-- THE DATA --
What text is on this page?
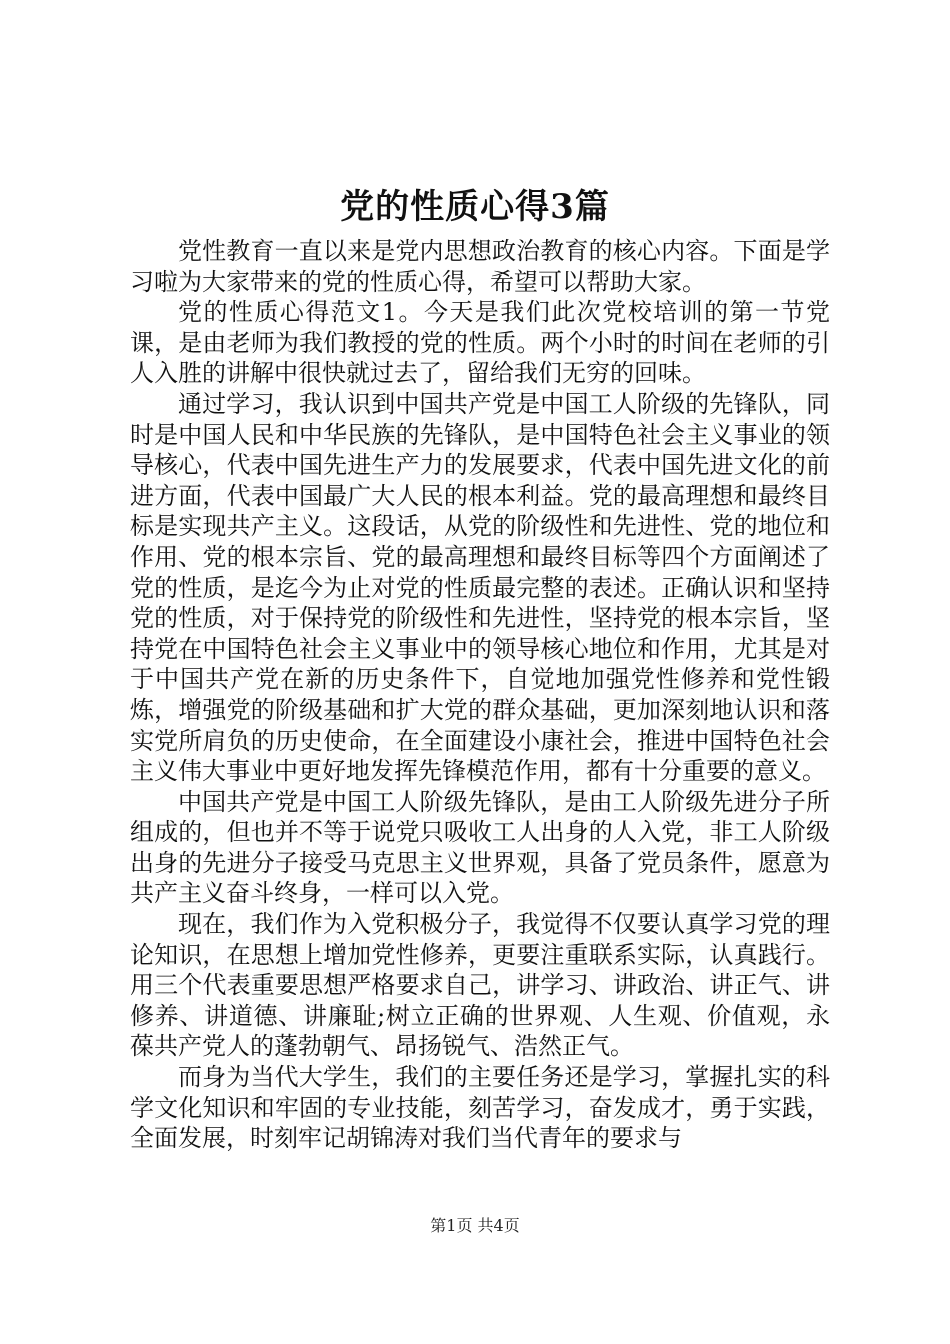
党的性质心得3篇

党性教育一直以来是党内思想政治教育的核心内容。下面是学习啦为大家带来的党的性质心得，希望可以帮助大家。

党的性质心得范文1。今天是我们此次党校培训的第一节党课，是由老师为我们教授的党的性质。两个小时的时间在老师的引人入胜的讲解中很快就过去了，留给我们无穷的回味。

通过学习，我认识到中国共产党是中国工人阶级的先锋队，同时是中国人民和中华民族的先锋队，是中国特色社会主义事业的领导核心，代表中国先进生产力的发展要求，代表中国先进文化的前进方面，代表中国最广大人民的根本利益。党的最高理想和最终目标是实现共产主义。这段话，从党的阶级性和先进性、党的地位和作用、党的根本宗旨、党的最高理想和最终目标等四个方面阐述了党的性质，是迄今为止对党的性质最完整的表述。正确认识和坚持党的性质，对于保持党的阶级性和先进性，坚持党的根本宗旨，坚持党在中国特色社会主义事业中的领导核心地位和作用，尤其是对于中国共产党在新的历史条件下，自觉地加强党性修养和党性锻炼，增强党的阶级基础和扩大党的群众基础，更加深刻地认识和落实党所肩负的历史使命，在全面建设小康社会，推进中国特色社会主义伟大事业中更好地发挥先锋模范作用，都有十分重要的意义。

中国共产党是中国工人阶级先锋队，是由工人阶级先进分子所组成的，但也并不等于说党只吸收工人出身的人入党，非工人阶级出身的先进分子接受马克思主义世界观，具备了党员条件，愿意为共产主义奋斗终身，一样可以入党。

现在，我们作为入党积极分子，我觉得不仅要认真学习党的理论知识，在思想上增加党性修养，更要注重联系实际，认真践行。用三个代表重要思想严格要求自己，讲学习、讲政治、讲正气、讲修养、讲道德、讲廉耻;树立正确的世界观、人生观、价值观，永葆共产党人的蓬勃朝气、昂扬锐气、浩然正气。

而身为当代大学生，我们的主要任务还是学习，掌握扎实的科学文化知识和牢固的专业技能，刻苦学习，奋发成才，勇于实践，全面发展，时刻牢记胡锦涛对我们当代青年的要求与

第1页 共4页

-- OBJECTIVE --
Repeat each record exactly as shown above, dropping all images.

-- PROBLEM SOLUTION --
What text is on this page?
党的性质心得3篇

党性教育一直以来是党内思想政治教育的核心内容。下面是学习啦为大家带来的党的性质心得，希望可以帮助大家。

党的性质心得范文1。今天是我们此次党校培训的第一节党课，是由老师为我们教授的党的性质。两个小时的时间在老师的引人入胜的讲解中很快就过去了，留给我们无穷的回味。

通过学习，我认识到中国共产党是中国工人阶级的先锋队，同时是中国人民和中华民族的先锋队，是中国特色社会主义事业的领导核心，代表中国先进生产力的发展要求，代表中国先进文化的前进方面，代表中国最广大人民的根本利益。党的最高理想和最终目标是实现共产主义。这段话，从党的阶级性和先进性、党的地位和作用、党的根本宗旨、党的最高理想和最终目标等四个方面阐述了党的性质，是迄今为止对党的性质最完整的表述。正确认识和坚持党的性质，对于保持党的阶级性和先进性，坚持党的根本宗旨，坚持党在中国特色社会主义事业中的领导核心地位和作用，尤其是对于中国共产党在新的历史条件下，自觉地加强党性修养和党性锻炼，增强党的阶级基础和扩大党的群众基础，更加深刻地认识和落实党所肩负的历史使命，在全面建设小康社会，推进中国特色社会主义伟大事业中更好地发挥先锋模范作用，都有十分重要的意义。

中国共产党是中国工人阶级先锋队，是由工人阶级先进分子所组成的，但也并不等于说党只吸收工人出身的人入党，非工人阶级出身的先进分子接受马克思主义世界观，具备了党员条件，愿意为共产主义奋斗终身，一样可以入党。

现在，我们作为入党积极分子，我觉得不仅要认真学习党的理论知识，在思想上增加党性修养，更要注重联系实际，认真践行。用三个代表重要思想严格要求自己，讲学习、讲政治、讲正气、讲修养、讲道德、讲廉耻;树立正确的世界观、人生观、价值观，永葆共产党人的蓬勃朝气、昂扬锐气、浩然正气。

而身为当代大学生，我们的主要任务还是学习，掌握扎实的科学文化知识和牢固的专业技能，刻苦学习，奋发成才，勇于实践，全面发展，时刻牢记胡锦涛对我们当代青年的要求与

第1页 共4页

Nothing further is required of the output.